> _Source data_
##########
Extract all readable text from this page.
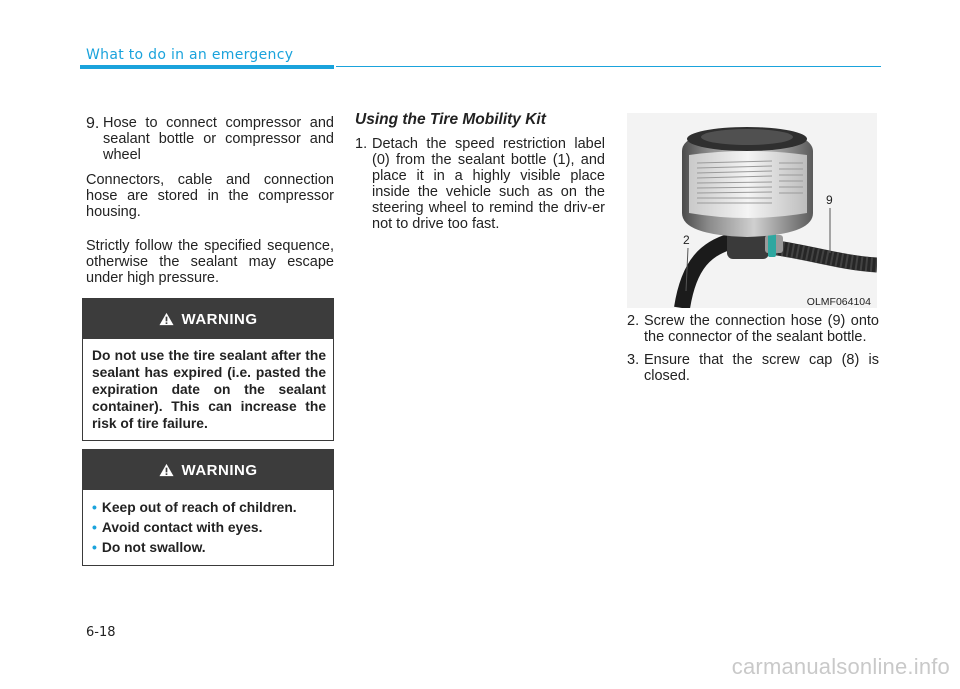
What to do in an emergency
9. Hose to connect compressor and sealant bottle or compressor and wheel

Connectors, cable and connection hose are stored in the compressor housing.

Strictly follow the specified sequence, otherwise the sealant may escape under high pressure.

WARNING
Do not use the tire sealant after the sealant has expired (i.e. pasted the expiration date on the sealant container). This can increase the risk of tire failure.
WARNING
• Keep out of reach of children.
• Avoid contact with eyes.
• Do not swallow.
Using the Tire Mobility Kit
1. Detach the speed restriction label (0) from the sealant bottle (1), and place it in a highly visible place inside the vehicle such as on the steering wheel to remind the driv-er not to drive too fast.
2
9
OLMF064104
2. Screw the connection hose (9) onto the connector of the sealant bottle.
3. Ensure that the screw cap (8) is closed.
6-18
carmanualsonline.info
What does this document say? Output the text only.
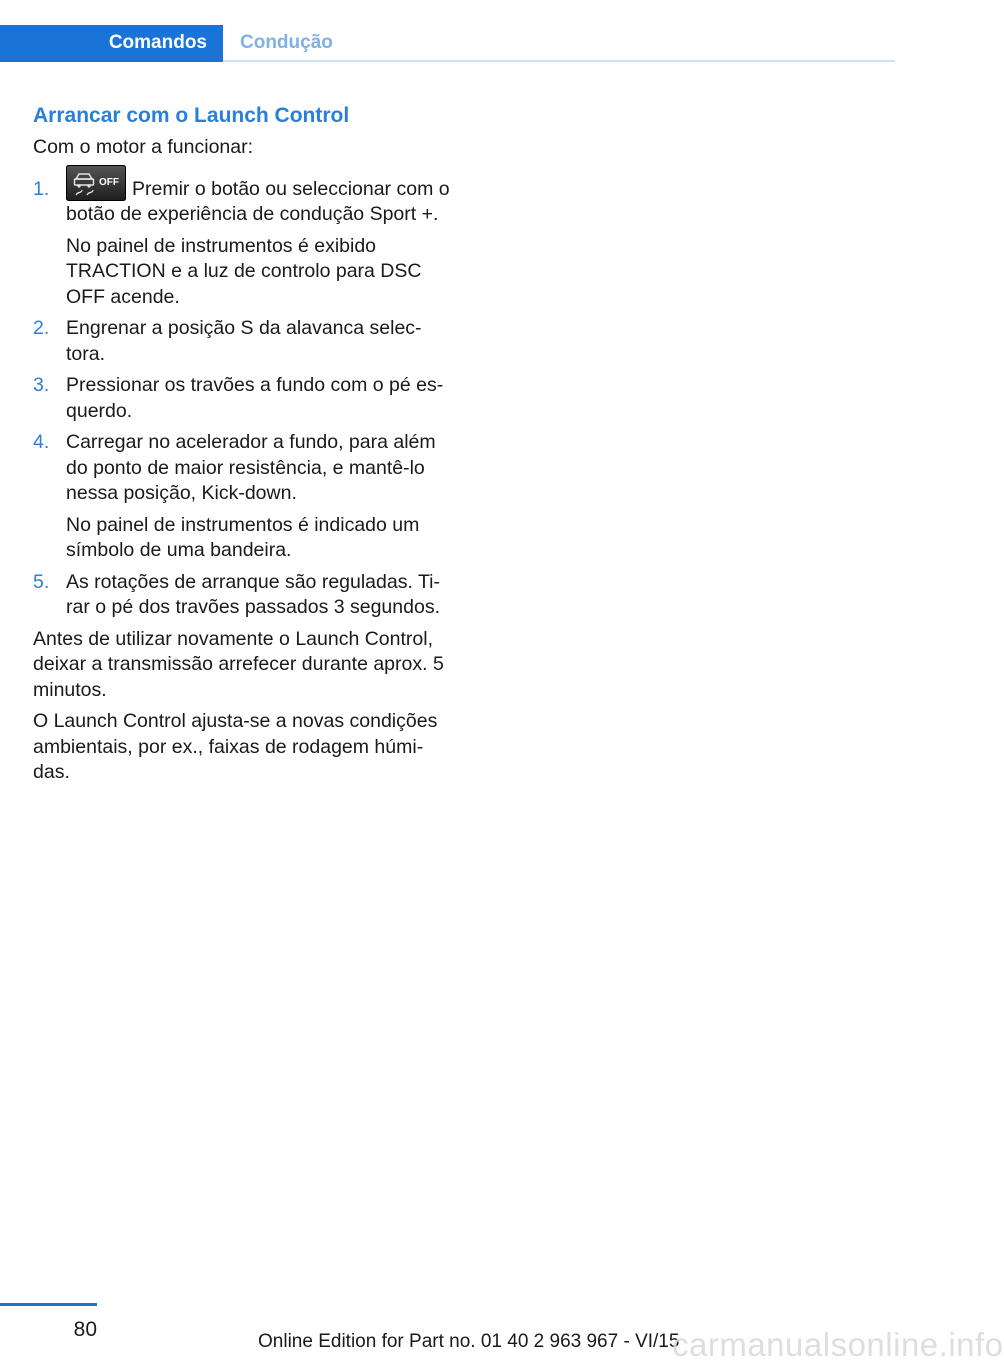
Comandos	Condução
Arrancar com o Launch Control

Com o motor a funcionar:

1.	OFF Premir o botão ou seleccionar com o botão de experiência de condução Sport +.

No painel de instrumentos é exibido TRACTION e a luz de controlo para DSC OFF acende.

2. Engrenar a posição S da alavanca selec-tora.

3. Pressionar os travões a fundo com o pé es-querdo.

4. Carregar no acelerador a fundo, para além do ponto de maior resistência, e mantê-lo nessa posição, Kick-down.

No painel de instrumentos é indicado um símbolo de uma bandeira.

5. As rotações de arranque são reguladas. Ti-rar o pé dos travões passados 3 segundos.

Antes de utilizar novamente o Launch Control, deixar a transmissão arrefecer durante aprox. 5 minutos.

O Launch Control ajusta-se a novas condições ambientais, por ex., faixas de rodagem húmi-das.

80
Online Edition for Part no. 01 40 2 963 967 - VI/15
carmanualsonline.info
##########
> _The task_
Reproduce every record above exactly, omitting the pictures.

> _Exercise output_
Extract all readable text from this page.
What to do in an emergency
9. Hose to connect compressor and sealant bottle or compressor and wheel

Connectors, cable and connection hose are stored in the compressor housing.

Strictly follow the specified sequence, otherwise the sealant may escape under high pressure.

WARNING
Do not use the tire sealant after the sealant has expired (i.e. pasted the expiration date on the sealant container). This can increase the risk of tire failure.
WARNING
• Keep out of reach of children.
• Avoid contact with eyes.
• Do not swallow.
Using the Tire Mobility Kit
1. Detach the speed restriction label (0) from the sealant bottle (1), and place it in a highly visible place inside the vehicle such as on the steering wheel to remind the driv-er not to drive too fast.
2
9
OLMF064104
2. Screw the connection hose (9) onto the connector of the sealant bottle.
3. Ensure that the screw cap (8) is closed.
6-18
carmanualsonline.info
What does this document say? Output the text only.
Comandos	Condução
Arrancar com o Launch Control

Com o motor a funcionar:

1.	OFF Premir o botão ou seleccionar com o botão de experiência de condução Sport +.

No painel de instrumentos é exibido TRACTION e a luz de controlo para DSC OFF acende.

2. Engrenar a posição S da alavanca selec-tora.

3. Pressionar os travões a fundo com o pé es-querdo.

4. Carregar no acelerador a fundo, para além do ponto de maior resistência, e mantê-lo nessa posição, Kick-down.

No painel de instrumentos é indicado um símbolo de uma bandeira.

5. As rotações de arranque são reguladas. Ti-rar o pé dos travões passados 3 segundos.

Antes de utilizar novamente o Launch Control, deixar a transmissão arrefecer durante aprox. 5 minutos.

O Launch Control ajusta-se a novas condições ambientais, por ex., faixas de rodagem húmi-das.

80
Online Edition for Part no. 01 40 2 963 967 - VI/15
carmanualsonline.info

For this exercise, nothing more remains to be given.